- **AIM OF THE TASK**:
Where a line below holds the string "date", copy that line.
— Begin —
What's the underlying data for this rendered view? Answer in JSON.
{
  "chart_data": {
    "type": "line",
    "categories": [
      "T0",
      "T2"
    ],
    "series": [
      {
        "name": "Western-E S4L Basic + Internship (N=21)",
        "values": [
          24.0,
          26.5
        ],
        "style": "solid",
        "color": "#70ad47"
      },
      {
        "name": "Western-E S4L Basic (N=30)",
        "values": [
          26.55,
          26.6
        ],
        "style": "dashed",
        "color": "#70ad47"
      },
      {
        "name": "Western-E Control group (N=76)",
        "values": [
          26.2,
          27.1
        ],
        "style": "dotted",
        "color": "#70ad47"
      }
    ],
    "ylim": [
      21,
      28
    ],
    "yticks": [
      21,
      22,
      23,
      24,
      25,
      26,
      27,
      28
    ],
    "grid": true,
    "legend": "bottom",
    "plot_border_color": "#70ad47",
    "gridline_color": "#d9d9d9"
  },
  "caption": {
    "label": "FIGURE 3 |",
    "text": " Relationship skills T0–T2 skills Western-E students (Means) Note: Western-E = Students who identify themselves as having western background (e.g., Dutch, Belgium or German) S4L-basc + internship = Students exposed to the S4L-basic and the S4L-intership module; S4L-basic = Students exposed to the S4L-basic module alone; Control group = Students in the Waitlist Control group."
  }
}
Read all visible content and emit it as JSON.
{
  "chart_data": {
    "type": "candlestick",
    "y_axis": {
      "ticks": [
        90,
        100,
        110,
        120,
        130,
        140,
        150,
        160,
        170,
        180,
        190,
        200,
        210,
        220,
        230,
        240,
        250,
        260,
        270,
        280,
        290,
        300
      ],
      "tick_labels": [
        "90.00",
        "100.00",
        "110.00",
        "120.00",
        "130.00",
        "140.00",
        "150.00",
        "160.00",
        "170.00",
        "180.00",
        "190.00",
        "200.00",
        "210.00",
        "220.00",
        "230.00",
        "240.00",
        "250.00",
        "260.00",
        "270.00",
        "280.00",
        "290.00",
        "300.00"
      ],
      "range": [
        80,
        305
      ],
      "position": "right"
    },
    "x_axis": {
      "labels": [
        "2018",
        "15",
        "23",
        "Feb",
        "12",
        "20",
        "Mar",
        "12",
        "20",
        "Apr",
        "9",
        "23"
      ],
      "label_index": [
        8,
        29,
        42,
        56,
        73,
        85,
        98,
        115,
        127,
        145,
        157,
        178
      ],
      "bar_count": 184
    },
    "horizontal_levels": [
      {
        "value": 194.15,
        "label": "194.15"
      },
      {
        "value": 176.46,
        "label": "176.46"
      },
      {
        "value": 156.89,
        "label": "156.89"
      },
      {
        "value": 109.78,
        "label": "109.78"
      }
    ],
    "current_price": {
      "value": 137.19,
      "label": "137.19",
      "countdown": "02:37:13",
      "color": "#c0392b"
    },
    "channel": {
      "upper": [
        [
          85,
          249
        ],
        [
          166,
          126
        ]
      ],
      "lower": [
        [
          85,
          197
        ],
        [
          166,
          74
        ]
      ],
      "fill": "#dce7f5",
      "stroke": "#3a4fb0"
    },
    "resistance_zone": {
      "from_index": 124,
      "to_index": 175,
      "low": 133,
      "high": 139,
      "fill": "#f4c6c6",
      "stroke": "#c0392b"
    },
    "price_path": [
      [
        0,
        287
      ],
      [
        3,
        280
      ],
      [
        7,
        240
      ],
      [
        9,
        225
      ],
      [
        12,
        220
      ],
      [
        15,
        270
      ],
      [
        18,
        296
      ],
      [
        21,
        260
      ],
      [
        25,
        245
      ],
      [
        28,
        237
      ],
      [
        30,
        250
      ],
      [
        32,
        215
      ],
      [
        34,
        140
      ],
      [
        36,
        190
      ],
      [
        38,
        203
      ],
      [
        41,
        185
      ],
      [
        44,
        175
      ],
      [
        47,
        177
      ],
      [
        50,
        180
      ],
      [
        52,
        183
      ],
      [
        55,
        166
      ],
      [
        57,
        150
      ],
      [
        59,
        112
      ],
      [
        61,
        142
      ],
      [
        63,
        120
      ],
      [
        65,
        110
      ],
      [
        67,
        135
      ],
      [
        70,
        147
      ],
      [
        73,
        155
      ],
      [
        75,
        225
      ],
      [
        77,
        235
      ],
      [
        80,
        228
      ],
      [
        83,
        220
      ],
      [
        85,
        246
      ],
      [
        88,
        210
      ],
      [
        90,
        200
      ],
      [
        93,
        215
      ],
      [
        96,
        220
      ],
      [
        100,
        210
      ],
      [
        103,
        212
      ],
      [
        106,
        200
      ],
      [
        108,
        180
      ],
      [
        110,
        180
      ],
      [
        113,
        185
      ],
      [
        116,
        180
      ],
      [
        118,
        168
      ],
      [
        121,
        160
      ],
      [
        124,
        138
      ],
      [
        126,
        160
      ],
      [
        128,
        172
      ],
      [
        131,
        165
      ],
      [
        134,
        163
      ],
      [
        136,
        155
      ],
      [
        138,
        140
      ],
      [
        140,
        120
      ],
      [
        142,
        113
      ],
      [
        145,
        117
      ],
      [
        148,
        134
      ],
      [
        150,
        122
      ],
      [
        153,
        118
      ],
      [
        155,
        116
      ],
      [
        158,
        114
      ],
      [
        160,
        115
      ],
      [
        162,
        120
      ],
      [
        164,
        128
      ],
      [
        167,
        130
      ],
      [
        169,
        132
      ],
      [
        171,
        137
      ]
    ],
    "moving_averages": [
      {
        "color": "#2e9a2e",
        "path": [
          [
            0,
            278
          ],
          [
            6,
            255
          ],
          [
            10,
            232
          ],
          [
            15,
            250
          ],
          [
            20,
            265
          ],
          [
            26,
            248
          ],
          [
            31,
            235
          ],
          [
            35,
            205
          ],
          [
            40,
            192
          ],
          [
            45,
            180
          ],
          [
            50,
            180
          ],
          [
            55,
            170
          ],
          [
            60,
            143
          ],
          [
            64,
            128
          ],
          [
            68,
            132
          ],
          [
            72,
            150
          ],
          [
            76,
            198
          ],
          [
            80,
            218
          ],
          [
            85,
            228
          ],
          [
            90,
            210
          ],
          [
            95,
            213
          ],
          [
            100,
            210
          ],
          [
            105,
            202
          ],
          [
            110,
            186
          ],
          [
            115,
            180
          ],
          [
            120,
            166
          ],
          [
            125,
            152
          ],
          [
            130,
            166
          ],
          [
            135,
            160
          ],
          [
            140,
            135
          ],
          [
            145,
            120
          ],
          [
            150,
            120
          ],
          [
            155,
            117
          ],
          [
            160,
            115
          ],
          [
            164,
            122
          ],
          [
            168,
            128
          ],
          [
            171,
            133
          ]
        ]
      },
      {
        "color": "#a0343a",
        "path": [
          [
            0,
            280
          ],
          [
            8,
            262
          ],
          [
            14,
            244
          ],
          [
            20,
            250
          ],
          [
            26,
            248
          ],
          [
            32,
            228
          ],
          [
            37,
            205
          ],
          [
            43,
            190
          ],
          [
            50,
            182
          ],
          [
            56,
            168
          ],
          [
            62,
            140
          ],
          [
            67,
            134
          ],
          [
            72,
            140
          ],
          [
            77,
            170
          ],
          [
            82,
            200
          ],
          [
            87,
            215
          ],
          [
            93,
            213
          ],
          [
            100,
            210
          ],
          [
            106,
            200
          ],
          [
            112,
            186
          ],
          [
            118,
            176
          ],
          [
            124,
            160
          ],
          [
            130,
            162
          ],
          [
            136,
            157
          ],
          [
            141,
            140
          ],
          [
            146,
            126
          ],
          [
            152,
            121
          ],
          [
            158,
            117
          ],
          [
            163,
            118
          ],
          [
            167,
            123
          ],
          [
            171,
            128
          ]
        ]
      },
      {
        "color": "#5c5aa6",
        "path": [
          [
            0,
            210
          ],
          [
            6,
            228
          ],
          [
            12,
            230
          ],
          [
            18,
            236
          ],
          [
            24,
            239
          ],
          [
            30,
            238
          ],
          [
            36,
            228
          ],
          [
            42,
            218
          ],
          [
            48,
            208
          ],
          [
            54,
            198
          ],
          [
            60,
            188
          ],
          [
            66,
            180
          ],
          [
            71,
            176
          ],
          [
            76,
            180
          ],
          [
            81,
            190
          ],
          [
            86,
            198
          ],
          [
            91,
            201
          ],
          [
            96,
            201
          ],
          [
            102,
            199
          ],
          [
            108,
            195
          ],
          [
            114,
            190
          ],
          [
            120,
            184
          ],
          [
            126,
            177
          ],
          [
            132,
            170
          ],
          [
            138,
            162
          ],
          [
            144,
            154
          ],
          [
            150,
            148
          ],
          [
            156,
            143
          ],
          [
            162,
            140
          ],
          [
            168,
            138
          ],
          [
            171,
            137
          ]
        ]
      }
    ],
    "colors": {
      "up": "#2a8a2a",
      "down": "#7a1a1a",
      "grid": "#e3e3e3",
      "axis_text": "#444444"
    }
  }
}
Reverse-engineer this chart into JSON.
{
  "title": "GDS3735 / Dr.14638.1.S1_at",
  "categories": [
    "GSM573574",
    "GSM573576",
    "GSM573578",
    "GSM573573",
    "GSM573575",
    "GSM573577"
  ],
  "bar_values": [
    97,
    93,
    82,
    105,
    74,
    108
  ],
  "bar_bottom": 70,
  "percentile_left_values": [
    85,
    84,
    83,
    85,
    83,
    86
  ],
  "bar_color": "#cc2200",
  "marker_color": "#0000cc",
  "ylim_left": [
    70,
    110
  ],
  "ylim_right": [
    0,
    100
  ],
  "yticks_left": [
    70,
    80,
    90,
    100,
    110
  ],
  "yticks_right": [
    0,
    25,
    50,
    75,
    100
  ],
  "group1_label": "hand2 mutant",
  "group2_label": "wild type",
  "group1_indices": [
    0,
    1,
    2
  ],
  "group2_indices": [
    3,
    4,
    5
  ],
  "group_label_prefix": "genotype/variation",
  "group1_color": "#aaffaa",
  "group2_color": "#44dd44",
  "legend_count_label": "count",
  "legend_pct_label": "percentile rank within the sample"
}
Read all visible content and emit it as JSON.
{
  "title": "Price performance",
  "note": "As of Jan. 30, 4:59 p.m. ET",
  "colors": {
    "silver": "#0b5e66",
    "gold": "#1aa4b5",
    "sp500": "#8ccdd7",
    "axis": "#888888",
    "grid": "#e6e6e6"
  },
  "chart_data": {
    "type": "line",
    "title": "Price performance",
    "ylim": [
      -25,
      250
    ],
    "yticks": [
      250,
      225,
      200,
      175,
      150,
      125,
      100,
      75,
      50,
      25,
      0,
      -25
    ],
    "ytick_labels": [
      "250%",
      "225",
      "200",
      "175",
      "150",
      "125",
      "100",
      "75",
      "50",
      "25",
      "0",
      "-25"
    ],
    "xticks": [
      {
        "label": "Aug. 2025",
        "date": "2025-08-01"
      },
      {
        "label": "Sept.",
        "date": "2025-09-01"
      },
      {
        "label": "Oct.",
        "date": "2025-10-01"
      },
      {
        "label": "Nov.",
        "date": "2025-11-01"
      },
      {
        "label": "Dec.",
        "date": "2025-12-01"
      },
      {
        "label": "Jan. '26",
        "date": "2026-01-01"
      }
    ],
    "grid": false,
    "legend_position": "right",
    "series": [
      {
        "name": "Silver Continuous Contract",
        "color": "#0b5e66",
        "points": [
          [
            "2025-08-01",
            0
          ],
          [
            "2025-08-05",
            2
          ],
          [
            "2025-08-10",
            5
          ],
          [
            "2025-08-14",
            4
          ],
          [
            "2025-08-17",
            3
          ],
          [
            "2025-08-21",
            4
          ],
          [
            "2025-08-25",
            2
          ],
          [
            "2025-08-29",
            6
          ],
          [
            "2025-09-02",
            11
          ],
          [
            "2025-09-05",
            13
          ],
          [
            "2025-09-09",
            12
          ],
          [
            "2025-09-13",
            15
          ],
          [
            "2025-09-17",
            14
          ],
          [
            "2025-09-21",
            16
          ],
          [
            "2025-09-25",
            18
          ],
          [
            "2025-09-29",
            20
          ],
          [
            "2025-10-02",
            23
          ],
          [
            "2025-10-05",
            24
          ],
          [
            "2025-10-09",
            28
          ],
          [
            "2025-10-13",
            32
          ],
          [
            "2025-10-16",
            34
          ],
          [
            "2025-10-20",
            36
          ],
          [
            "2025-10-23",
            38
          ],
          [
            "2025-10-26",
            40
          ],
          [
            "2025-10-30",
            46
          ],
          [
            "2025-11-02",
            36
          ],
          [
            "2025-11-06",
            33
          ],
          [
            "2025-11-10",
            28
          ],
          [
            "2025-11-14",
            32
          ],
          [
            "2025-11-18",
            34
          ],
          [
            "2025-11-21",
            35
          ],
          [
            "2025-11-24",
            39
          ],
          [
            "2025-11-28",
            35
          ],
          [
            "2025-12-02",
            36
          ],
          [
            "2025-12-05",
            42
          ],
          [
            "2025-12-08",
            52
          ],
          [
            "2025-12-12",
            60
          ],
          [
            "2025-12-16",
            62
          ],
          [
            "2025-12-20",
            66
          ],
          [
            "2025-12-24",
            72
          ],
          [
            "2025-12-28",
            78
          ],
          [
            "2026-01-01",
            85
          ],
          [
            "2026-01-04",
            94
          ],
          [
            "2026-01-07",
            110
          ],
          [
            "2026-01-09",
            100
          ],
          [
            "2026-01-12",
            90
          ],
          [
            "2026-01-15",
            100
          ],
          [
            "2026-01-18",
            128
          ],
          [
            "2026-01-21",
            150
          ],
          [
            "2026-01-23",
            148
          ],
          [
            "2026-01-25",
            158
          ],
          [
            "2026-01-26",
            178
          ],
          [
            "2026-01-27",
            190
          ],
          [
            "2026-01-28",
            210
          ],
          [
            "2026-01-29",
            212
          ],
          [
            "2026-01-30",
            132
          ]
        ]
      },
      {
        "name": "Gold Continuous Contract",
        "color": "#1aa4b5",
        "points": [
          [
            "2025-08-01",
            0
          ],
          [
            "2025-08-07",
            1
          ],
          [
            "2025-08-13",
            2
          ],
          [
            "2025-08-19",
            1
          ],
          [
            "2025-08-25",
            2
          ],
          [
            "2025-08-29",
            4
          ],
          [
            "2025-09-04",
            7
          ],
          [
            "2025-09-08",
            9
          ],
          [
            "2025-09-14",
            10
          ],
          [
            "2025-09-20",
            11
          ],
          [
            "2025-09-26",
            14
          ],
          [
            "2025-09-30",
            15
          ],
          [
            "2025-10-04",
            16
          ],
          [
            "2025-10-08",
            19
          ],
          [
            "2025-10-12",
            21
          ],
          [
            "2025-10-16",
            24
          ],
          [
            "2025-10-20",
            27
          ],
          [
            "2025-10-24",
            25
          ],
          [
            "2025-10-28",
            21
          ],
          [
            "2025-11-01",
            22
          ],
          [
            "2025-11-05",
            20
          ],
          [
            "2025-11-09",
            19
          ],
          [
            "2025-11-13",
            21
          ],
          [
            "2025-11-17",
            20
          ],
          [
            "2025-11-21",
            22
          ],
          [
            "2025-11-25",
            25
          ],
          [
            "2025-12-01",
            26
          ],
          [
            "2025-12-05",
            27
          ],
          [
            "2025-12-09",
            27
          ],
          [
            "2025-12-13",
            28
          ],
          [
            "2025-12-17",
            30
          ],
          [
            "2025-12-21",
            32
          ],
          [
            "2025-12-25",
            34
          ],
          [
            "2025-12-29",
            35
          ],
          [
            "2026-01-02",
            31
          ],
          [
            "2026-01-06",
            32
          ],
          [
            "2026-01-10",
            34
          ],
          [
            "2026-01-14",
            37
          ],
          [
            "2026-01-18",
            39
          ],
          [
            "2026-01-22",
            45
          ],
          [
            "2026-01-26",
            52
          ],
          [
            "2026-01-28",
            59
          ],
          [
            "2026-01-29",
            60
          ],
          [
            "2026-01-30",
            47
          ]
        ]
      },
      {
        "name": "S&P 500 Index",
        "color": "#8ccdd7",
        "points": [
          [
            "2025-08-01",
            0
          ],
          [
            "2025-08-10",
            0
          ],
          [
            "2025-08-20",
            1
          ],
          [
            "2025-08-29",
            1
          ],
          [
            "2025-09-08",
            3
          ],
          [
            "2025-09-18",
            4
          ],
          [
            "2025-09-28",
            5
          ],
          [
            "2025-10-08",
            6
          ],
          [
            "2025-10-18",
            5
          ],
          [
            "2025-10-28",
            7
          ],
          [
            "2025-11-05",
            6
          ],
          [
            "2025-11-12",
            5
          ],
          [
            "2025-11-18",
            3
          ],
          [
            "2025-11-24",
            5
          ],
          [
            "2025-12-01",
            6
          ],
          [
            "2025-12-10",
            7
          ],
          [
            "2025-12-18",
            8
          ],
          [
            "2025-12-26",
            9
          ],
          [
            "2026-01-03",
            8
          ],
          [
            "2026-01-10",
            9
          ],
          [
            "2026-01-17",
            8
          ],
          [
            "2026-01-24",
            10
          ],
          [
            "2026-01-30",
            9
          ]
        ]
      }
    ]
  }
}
— End —
- **RESULT OF THE EXERCISE**:
        "date": "2025-08-01"
        "date": "2025-09-01"
        "date": "2025-10-01"
        "date": "2025-11-01"
        "date": "2025-12-01"
        "date": "2026-01-01"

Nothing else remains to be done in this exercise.